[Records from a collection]
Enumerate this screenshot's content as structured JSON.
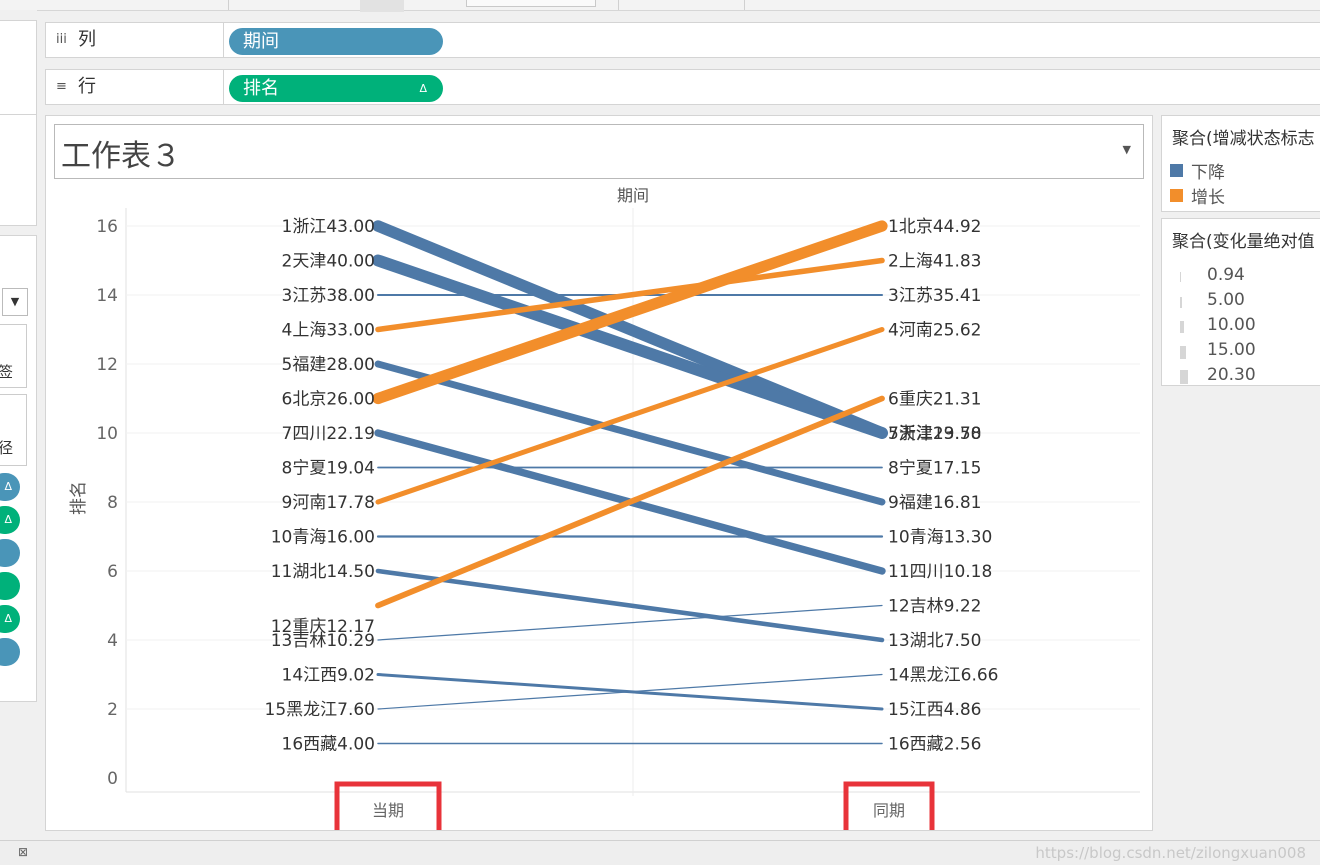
{
  "rows_shelf": {
    "columns_label": "列",
    "columns_pill": "期间",
    "rows_label": "行",
    "rows_pill": "排名",
    "rows_pill_marker": "Δ"
  },
  "worksheet": {
    "title": "工作表３",
    "column_header": "期间"
  },
  "left_panel": {
    "label_a": "签",
    "label_b": "径"
  },
  "legend_color": {
    "title": "聚合(增减状态标志",
    "items": [
      {
        "label": "下降",
        "color": "#4e79a7"
      },
      {
        "label": "增长",
        "color": "#f28e2b"
      }
    ]
  },
  "legend_size": {
    "title": "聚合(变化量绝对值",
    "items": [
      "0.94",
      "5.00",
      "10.00",
      "15.00",
      "20.30"
    ]
  },
  "chart_data": {
    "type": "line",
    "ylabel": "排名",
    "ylim": [
      0,
      16
    ],
    "yticks": [
      0,
      2,
      4,
      6,
      8,
      10,
      12,
      14,
      16
    ],
    "categories": [
      "当期",
      "同期"
    ],
    "grid": true,
    "series": [
      {
        "rank_current": 16,
        "rank_previous": 10,
        "left_label": "1浙江43.00",
        "right_label": "5浙江23.58",
        "status": "下降",
        "abs_change": 19.42
      },
      {
        "rank_current": 15,
        "rank_previous": 10,
        "left_label": "2天津40.00",
        "right_label": "7天津19.70",
        "status": "下降",
        "abs_change": 20.3
      },
      {
        "rank_current": 14,
        "rank_previous": 14,
        "left_label": "3江苏38.00",
        "right_label": "3江苏35.41",
        "status": "下降",
        "abs_change": 2.59
      },
      {
        "rank_current": 13,
        "rank_previous": 15,
        "left_label": "4上海33.00",
        "right_label": "2上海41.83",
        "status": "增长",
        "abs_change": 8.83
      },
      {
        "rank_current": 12,
        "rank_previous": 8,
        "left_label": "5福建28.00",
        "right_label": "9福建16.81",
        "status": "下降",
        "abs_change": 11.19
      },
      {
        "rank_current": 11,
        "rank_previous": 16,
        "left_label": "6北京26.00",
        "right_label": "1北京44.92",
        "status": "增长",
        "abs_change": 18.92
      },
      {
        "rank_current": 10,
        "rank_previous": 6,
        "left_label": "7四川22.19",
        "right_label": "11四川10.18",
        "status": "下降",
        "abs_change": 12.01
      },
      {
        "rank_current": 9,
        "rank_previous": 9,
        "left_label": "8宁夏19.04",
        "right_label": "8宁夏17.15",
        "status": "下降",
        "abs_change": 1.89
      },
      {
        "rank_current": 8,
        "rank_previous": 13,
        "left_label": "9河南17.78",
        "right_label": "4河南25.62",
        "status": "增长",
        "abs_change": 7.84
      },
      {
        "rank_current": 7,
        "rank_previous": 7,
        "left_label": "10青海16.00",
        "right_label": "10青海13.30",
        "status": "下降",
        "abs_change": 2.7
      },
      {
        "rank_current": 6,
        "rank_previous": 4,
        "left_label": "11湖北14.50",
        "right_label": "13湖北7.50",
        "status": "下降",
        "abs_change": 7.0
      },
      {
        "rank_current": 5,
        "rank_previous": 11,
        "left_label": "12重庆12.17",
        "right_label": "6重庆21.31",
        "status": "增长",
        "abs_change": 9.14
      },
      {
        "rank_current": 4,
        "rank_previous": 5,
        "left_label": "13吉林10.29",
        "right_label": "12吉林9.22",
        "status": "下降",
        "abs_change": 1.07
      },
      {
        "rank_current": 3,
        "rank_previous": 2,
        "left_label": "14江西9.02",
        "right_label": "15江西4.86",
        "status": "下降",
        "abs_change": 4.16
      },
      {
        "rank_current": 2,
        "rank_previous": 3,
        "left_label": "15黑龙江7.60",
        "right_label": "14黑龙江6.66",
        "status": "下降",
        "abs_change": 0.94
      },
      {
        "rank_current": 1,
        "rank_previous": 1,
        "left_label": "16西藏4.00",
        "right_label": "16西藏2.56",
        "status": "下降",
        "abs_change": 1.44
      }
    ]
  },
  "watermark": "https://blog.csdn.net/zilongxuan008"
}
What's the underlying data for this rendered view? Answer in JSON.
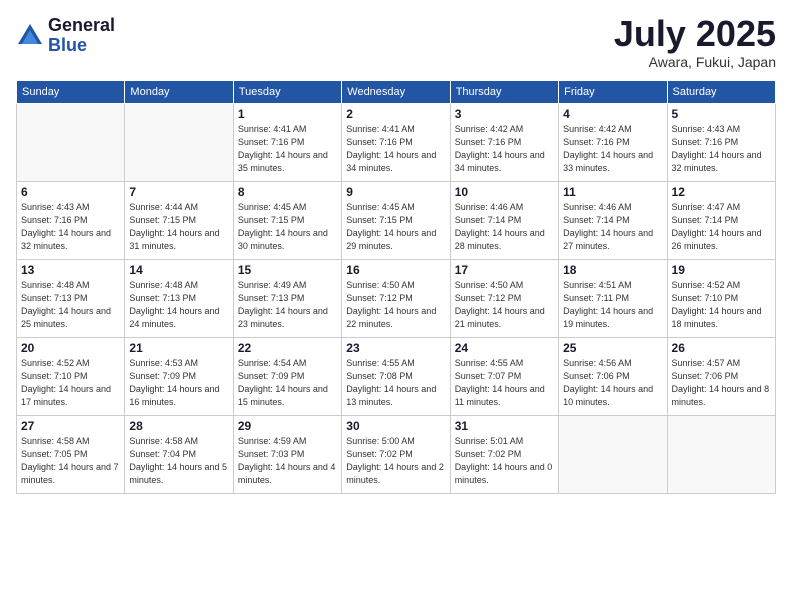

_JOB_
Lines of the listing that contain the word "JSON" are to be counted; report only their number.

_PROBLEM SOLUTION_
2